> **Task goal**
Return every line of the items below unchanged, character for character.

> **Data provided**
========

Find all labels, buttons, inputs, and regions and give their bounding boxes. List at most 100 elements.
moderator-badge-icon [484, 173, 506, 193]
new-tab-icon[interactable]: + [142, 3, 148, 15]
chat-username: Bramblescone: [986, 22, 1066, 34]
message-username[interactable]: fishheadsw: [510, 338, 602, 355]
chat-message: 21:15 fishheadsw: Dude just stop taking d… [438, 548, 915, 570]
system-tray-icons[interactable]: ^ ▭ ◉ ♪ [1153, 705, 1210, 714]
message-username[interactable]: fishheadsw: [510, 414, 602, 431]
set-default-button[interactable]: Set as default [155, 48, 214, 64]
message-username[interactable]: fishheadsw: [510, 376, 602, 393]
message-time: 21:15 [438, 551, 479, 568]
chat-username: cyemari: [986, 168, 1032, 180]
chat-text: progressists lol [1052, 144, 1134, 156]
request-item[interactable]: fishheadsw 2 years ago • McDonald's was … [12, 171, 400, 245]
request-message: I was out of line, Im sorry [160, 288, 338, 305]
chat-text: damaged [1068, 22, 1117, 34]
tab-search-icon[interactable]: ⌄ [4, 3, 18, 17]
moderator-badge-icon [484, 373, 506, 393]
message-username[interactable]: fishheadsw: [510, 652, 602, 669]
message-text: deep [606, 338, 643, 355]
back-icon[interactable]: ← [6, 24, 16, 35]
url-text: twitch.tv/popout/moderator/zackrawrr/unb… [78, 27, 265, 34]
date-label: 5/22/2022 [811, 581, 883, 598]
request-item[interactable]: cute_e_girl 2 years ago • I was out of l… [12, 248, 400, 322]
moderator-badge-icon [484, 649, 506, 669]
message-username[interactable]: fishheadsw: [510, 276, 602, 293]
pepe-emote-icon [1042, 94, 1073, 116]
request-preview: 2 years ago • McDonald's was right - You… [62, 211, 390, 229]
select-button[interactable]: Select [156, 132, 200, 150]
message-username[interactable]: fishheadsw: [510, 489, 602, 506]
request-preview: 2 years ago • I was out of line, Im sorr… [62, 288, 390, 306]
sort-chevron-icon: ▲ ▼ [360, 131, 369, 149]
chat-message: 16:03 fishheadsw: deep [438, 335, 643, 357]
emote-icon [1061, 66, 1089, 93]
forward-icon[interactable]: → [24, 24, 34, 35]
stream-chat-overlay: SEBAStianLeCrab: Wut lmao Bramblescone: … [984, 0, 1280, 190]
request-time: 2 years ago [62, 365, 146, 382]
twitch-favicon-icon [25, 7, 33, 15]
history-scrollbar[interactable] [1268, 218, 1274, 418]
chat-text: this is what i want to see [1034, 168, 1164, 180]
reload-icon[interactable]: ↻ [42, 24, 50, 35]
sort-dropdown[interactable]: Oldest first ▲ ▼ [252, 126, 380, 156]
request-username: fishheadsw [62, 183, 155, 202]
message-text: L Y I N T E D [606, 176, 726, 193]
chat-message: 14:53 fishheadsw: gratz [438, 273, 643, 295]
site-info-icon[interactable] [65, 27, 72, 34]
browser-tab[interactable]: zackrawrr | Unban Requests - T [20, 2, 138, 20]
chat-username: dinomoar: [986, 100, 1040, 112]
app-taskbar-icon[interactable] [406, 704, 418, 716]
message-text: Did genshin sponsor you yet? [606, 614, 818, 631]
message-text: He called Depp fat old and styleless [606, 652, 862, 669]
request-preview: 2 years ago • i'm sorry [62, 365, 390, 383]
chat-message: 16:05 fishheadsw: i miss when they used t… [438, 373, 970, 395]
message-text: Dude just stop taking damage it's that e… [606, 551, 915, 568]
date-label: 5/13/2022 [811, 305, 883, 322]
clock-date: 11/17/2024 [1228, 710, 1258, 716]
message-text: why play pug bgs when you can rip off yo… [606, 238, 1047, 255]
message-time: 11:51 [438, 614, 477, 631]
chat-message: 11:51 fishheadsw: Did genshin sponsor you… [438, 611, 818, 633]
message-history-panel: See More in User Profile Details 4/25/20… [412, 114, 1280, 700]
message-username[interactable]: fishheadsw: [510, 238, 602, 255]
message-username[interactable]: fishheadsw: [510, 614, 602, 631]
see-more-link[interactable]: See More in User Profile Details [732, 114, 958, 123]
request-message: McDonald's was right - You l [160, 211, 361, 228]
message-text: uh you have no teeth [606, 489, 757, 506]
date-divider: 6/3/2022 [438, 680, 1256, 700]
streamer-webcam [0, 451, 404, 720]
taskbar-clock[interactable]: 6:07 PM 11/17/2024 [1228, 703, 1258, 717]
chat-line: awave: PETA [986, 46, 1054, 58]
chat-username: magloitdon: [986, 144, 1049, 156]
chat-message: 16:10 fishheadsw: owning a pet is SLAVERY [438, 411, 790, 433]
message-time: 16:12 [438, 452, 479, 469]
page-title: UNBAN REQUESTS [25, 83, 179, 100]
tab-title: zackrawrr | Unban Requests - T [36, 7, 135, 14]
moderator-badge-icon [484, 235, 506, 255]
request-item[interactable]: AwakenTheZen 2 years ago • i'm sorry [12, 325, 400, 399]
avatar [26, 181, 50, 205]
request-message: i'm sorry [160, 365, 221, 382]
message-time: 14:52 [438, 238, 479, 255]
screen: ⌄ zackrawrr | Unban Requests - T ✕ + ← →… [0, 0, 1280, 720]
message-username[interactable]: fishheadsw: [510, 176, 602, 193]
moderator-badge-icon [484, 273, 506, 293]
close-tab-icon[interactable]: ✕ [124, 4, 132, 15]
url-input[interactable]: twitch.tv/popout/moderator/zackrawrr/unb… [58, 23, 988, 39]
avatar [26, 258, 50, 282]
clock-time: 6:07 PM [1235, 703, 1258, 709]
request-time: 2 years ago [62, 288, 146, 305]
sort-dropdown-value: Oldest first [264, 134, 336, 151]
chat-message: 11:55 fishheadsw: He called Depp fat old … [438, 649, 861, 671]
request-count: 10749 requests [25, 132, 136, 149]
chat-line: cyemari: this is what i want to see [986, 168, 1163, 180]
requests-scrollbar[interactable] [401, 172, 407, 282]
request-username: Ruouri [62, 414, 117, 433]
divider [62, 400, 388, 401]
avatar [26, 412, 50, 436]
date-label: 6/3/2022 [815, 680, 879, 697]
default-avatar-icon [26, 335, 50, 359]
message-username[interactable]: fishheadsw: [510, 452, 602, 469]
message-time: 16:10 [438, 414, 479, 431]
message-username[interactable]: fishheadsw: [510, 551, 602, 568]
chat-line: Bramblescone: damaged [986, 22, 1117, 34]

========

> **The result**
Find all labels, buttons, inputs, and regions and give their bounding boxes. List at most 100 elements.
moderator-badge-icon [484, 173, 506, 193]
new-tab-icon[interactable]: + [142, 3, 148, 15]
chat-username: Bramblescone: [986, 22, 1066, 34]
message-username[interactable]: fishheadsw: [510, 338, 602, 355]
chat-message: 21:15 fishheadsw: Dude just stop taking d… [438, 548, 915, 570]
system-tray-icons[interactable]: ^ ▭ ◉ ♪ [1153, 705, 1210, 714]
message-username[interactable]: fishheadsw: [510, 414, 602, 431]
set-default-button[interactable]: Set as default [155, 48, 214, 64]
message-username[interactable]: fishheadsw: [510, 376, 602, 393]
message-time: 21:15 [438, 551, 479, 568]
chat-username: cyemari: [986, 168, 1032, 180]
chat-text: progressists lol [1052, 144, 1134, 156]
request-item[interactable]: fishheadsw 2 years ago • McDonald's was … [12, 171, 400, 245]
request-message: I was out of line, Im sorry [160, 288, 338, 305]
chat-text: damaged [1068, 22, 1117, 34]
tab-search-icon[interactable]: ⌄ [4, 3, 18, 17]
moderator-badge-icon [484, 373, 506, 393]
message-username[interactable]: fishheadsw: [510, 652, 602, 669]
message-text: deep [606, 338, 643, 355]
back-icon[interactable]: ← [6, 24, 16, 35]
url-text: twitch.tv/popout/moderator/zackrawrr/unb… [78, 27, 265, 34]
date-label: 5/22/2022 [811, 581, 883, 598]
request-item[interactable]: cute_e_girl 2 years ago • I was out of l… [12, 248, 400, 322]
moderator-badge-icon [484, 649, 506, 669]
message-username[interactable]: fishheadsw: [510, 276, 602, 293]
pepe-emote-icon [1042, 94, 1073, 116]
request-preview: 2 years ago • McDonald's was right - You… [62, 211, 390, 229]
select-button[interactable]: Select [156, 132, 200, 150]
message-username[interactable]: fishheadsw: [510, 489, 602, 506]
request-preview: 2 years ago • I was out of line, Im sorr… [62, 288, 390, 306]
sort-chevron-icon: ▲ ▼ [360, 131, 369, 149]
chat-message: 16:03 fishheadsw: deep [438, 335, 643, 357]
emote-icon [1061, 66, 1089, 93]
forward-icon[interactable]: → [24, 24, 34, 35]
stream-chat-overlay: SEBAStianLeCrab: Wut lmao Bramblescone: … [984, 0, 1280, 190]
request-time: 2 years ago [62, 365, 146, 382]
twitch-favicon-icon [25, 7, 33, 15]
history-scrollbar[interactable] [1268, 218, 1274, 418]
chat-text: this is what i want to see [1034, 168, 1164, 180]
reload-icon[interactable]: ↻ [42, 24, 50, 35]
sort-dropdown[interactable]: Oldest first ▲ ▼ [252, 126, 380, 156]
request-username: fishheadsw [62, 183, 155, 202]
message-text: L Y I N T E D [606, 176, 726, 193]
chat-message: 14:53 fishheadsw: gratz [438, 273, 643, 295]
site-info-icon[interactable] [65, 27, 72, 34]
browser-tab[interactable]: zackrawrr | Unban Requests - T [20, 2, 138, 20]
chat-username: dinomoar: [986, 100, 1040, 112]
app-taskbar-icon[interactable] [406, 704, 418, 716]
message-text: Did genshin sponsor you yet? [606, 614, 818, 631]
message-text: He called Depp fat old and styleless [606, 652, 862, 669]
request-preview: 2 years ago • i'm sorry [62, 365, 390, 383]
chat-message: 16:05 fishheadsw: i miss when they used t… [438, 373, 970, 395]
message-text: Dude just stop taking damage it's that e… [606, 551, 915, 568]
date-label: 5/13/2022 [811, 305, 883, 322]
clock-date: 11/17/2024 [1228, 710, 1258, 716]
message-text: why play pug bgs when you can rip off yo… [606, 238, 1047, 255]
message-time: 11:51 [438, 614, 477, 631]
chat-message: 11:51 fishheadsw: Did genshin sponsor you… [438, 611, 818, 633]
message-history-panel: See More in User Profile Details 4/25/20… [412, 114, 1280, 700]
message-username[interactable]: fishheadsw: [510, 238, 602, 255]
message-username[interactable]: fishheadsw: [510, 614, 602, 631]
see-more-link[interactable]: See More in User Profile Details [732, 114, 958, 123]
request-message: McDonald's was right - You l [160, 211, 361, 228]
message-text: uh you have no teeth [606, 489, 757, 506]
date-divider: 6/3/2022 [438, 680, 1256, 700]
streamer-webcam [0, 451, 404, 720]
taskbar-clock[interactable]: 6:07 PM 11/17/2024 [1228, 703, 1258, 717]
chat-line: awave: PETA [986, 46, 1054, 58]
chat-username: magloitdon: [986, 144, 1049, 156]
chat-message: 16:10 fishheadsw: owning a pet is SLAVERY [438, 411, 790, 433]
message-time: 16:12 [438, 452, 479, 469]
page-title: UNBAN REQUESTS [25, 83, 179, 100]
tab-title: zackrawrr | Unban Requests - T [36, 7, 135, 14]
moderator-badge-icon [484, 235, 506, 255]
request-item[interactable]: AwakenTheZen 2 years ago • i'm sorry [12, 325, 400, 399]
avatar [26, 181, 50, 205]
request-message: i'm sorry [160, 365, 221, 382]
message-time: 14:52 [438, 238, 479, 255]
screen: ⌄ zackrawrr | Unban Requests - T ✕ + ← →… [0, 0, 1280, 720]
message-username[interactable]: fishheadsw: [510, 176, 602, 193]
moderator-badge-icon [484, 273, 506, 293]
close-tab-icon[interactable]: ✕ [124, 4, 132, 15]
url-input[interactable]: twitch.tv/popout/moderator/zackrawrr/unb… [58, 23, 988, 39]
avatar [26, 258, 50, 282]
clock-time: 6:07 PM [1235, 703, 1258, 709]
request-time: 2 years ago [62, 288, 146, 305]
sort-dropdown-value: Oldest first [264, 134, 336, 151]
chat-message: 11:55 fishheadsw: He called Depp fat old … [438, 649, 861, 671]
request-count: 10749 requests [25, 132, 136, 149]
chat-line: cyemari: this is what i want to see [986, 168, 1163, 180]
requests-scrollbar[interactable] [401, 172, 407, 282]
request-username: Ruouri [62, 414, 117, 433]
divider [62, 400, 388, 401]
avatar [26, 412, 50, 436]
date-label: 6/3/2022 [815, 680, 879, 697]
default-avatar-icon [26, 335, 50, 359]
message-username[interactable]: fishheadsw: [510, 452, 602, 469]
message-time: 16:10 [438, 414, 479, 431]
message-username[interactable]: fishheadsw: [510, 551, 602, 568]
chat-line: Bramblescone: damaged [986, 22, 1117, 34]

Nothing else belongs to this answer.